▶ _Problem requirements_:
In the entries below, identify every line with the string "Thursday" and copy it.

Stored records
********************
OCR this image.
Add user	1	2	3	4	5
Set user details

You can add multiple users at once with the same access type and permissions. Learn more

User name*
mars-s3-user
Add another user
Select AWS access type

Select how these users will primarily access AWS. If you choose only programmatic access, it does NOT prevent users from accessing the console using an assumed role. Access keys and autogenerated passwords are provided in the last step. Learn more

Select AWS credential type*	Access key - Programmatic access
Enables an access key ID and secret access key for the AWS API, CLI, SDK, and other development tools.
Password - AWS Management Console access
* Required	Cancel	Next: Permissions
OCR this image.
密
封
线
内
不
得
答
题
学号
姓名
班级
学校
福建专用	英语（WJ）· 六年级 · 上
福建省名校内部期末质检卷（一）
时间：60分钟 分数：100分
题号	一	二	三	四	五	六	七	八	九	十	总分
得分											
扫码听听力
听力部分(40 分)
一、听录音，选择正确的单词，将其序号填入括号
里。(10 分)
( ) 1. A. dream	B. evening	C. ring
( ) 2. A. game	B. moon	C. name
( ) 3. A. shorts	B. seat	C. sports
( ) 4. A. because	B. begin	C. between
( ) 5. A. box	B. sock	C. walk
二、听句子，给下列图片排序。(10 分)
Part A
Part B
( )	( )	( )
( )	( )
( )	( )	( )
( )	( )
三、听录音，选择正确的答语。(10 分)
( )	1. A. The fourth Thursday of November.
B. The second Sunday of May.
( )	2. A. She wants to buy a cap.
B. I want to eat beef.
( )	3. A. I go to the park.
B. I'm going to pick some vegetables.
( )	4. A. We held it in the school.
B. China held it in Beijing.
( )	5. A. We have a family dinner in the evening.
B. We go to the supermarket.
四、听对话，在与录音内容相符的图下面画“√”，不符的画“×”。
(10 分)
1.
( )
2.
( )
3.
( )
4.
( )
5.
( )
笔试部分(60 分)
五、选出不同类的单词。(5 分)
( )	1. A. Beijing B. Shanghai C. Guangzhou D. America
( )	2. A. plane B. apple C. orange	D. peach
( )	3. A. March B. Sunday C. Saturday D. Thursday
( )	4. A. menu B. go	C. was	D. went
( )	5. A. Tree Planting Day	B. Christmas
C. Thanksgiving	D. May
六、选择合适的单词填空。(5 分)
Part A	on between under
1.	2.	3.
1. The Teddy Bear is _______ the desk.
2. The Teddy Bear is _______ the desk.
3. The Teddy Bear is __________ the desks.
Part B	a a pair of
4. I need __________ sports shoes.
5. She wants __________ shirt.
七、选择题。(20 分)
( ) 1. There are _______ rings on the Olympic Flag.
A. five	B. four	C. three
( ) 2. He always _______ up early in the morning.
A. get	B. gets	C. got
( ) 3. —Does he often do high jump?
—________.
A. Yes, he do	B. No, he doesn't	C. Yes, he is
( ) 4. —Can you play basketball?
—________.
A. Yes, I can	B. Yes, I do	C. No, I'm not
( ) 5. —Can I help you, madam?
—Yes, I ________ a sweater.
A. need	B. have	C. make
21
********************
▶ _Exercise output_:
( )	1. A. The fourth Thursday of November.
( )	3. A. March B. Sunday C. Saturday D. Thursday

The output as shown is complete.